Data items:
## start

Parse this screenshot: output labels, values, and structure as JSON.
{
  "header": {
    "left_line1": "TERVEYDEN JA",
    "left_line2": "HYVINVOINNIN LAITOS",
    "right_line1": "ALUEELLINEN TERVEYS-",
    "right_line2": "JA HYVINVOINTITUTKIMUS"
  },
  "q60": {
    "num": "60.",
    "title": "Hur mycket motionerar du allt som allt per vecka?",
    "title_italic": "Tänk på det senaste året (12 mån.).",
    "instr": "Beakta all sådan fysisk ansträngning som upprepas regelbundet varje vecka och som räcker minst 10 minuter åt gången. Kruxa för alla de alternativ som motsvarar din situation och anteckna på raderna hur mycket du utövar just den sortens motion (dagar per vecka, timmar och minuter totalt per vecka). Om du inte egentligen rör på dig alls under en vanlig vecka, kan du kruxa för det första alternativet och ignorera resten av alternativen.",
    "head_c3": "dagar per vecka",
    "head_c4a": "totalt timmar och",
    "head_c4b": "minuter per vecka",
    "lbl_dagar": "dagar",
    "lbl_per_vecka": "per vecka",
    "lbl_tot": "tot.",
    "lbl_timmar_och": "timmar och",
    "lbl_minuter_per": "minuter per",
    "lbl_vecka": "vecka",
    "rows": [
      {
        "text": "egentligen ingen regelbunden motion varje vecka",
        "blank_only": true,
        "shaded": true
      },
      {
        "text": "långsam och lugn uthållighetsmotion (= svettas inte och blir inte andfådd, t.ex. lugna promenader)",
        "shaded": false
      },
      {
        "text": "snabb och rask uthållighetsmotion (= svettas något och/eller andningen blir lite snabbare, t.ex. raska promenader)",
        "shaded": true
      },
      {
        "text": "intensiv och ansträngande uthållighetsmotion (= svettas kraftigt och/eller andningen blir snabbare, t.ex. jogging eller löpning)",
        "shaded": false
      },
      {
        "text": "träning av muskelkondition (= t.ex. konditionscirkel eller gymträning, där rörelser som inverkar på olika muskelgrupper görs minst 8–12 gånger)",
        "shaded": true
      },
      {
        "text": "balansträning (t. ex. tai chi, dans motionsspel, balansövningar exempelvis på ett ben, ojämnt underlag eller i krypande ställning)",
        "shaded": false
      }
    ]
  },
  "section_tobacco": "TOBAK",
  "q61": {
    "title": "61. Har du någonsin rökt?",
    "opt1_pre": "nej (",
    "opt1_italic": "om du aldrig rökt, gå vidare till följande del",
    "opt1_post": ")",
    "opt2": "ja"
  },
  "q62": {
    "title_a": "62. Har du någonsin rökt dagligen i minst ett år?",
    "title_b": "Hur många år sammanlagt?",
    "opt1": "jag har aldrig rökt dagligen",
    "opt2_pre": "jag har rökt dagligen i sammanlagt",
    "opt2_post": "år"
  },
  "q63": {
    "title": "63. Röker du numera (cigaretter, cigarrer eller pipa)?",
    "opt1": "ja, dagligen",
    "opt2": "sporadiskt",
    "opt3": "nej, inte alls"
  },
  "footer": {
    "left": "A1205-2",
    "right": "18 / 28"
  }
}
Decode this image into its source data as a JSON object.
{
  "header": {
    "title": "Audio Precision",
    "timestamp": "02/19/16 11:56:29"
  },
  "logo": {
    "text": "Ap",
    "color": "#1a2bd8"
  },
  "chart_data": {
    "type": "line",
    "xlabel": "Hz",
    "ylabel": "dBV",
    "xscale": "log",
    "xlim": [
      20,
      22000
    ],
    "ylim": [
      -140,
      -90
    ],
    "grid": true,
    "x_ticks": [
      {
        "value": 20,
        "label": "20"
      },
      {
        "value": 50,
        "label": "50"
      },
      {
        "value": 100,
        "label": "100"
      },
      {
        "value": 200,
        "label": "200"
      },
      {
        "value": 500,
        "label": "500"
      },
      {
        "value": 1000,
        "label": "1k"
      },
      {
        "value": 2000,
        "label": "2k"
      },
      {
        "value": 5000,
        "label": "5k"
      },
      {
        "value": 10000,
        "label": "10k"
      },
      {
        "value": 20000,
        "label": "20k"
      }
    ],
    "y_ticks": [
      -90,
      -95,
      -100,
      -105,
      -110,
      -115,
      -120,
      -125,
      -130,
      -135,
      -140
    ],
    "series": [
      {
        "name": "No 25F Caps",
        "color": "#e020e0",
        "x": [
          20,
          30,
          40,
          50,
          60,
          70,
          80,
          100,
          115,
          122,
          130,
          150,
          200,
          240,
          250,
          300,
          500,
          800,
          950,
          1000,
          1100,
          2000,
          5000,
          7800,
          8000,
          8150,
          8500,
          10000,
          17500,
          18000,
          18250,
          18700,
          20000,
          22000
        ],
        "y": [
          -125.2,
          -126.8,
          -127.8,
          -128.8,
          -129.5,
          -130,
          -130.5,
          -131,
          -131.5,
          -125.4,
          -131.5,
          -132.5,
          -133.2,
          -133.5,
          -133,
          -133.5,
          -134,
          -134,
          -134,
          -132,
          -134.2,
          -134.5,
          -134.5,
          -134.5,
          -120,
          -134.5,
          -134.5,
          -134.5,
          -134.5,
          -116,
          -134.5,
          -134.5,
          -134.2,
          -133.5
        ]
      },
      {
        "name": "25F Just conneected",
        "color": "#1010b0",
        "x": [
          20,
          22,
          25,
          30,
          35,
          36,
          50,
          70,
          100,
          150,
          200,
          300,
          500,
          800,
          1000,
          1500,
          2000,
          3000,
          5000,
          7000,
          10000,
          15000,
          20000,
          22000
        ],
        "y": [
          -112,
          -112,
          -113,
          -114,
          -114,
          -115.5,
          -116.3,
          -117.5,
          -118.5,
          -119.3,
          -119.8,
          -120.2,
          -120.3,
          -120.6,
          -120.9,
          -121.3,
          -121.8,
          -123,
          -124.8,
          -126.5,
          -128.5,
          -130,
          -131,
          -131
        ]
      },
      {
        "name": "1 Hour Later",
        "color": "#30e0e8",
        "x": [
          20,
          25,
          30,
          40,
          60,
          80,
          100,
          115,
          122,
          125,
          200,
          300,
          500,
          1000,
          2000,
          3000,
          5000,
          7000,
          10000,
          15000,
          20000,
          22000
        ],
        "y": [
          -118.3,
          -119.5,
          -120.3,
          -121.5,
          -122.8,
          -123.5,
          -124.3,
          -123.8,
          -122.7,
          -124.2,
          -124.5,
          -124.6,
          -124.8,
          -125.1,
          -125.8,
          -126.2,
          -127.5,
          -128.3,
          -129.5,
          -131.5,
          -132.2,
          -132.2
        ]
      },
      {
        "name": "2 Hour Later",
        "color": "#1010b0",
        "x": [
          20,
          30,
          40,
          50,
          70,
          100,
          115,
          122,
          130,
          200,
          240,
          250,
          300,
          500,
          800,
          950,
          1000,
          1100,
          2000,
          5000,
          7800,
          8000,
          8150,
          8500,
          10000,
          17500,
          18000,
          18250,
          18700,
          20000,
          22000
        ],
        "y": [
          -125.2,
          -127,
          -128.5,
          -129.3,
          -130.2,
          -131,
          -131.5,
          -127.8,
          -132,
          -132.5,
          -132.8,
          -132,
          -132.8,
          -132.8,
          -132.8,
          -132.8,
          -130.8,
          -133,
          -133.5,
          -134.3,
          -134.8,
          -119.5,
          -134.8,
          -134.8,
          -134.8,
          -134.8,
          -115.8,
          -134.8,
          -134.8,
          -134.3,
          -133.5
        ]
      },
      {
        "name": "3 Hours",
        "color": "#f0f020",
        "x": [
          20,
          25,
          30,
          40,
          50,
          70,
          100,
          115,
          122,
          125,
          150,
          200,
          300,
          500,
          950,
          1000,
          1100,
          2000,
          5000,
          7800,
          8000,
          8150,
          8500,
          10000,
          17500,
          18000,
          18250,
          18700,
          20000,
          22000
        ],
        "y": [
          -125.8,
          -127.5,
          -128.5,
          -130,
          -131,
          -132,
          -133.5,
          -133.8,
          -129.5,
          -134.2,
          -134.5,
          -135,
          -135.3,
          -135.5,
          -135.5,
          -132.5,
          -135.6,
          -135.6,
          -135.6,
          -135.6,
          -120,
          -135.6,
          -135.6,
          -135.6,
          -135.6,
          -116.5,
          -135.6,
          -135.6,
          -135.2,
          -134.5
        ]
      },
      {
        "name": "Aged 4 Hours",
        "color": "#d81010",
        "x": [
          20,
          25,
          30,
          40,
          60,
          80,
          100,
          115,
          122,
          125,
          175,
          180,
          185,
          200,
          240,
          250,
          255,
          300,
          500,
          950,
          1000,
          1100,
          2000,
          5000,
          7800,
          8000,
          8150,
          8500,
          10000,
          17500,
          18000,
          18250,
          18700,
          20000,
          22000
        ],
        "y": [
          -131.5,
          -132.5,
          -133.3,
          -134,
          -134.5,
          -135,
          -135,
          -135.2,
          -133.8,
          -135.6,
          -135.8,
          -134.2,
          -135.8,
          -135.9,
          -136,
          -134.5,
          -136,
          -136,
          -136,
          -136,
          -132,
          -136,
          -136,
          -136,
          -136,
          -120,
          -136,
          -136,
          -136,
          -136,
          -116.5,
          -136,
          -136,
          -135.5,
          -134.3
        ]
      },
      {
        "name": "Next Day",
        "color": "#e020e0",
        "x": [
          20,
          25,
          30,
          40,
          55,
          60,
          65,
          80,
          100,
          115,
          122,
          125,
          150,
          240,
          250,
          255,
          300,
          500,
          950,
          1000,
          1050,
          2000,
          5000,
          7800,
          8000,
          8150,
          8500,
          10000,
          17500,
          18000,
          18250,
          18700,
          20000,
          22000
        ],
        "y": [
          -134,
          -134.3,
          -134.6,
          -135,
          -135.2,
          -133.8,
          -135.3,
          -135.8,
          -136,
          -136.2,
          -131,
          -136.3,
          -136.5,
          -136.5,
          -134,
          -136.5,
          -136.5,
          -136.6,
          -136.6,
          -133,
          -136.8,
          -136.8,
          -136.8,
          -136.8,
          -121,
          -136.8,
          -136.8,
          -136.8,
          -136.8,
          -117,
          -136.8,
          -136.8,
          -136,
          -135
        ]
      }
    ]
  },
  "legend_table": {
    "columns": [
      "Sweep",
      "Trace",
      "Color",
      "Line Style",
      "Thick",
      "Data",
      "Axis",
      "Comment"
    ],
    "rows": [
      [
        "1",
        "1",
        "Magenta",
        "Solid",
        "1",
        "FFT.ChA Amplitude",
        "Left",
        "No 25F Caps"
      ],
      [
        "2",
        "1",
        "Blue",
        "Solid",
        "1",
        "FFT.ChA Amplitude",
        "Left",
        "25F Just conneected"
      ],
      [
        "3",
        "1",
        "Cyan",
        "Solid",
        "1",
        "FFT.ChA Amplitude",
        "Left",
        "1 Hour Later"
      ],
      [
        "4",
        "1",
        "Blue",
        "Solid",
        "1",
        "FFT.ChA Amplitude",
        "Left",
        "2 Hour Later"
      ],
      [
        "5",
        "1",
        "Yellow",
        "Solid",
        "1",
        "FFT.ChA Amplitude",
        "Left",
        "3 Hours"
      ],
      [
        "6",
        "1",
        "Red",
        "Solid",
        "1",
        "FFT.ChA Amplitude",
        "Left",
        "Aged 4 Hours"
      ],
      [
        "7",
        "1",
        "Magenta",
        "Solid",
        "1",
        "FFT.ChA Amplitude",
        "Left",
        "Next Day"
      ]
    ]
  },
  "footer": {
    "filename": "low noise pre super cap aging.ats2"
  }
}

## end

## Short task
Return every line holding the word "sammanlagt" from the records.

## Solution below
    "title_b": "Hur många år sammanlagt?",
    "opt2_pre": "jag har rökt dagligen i sammanlagt",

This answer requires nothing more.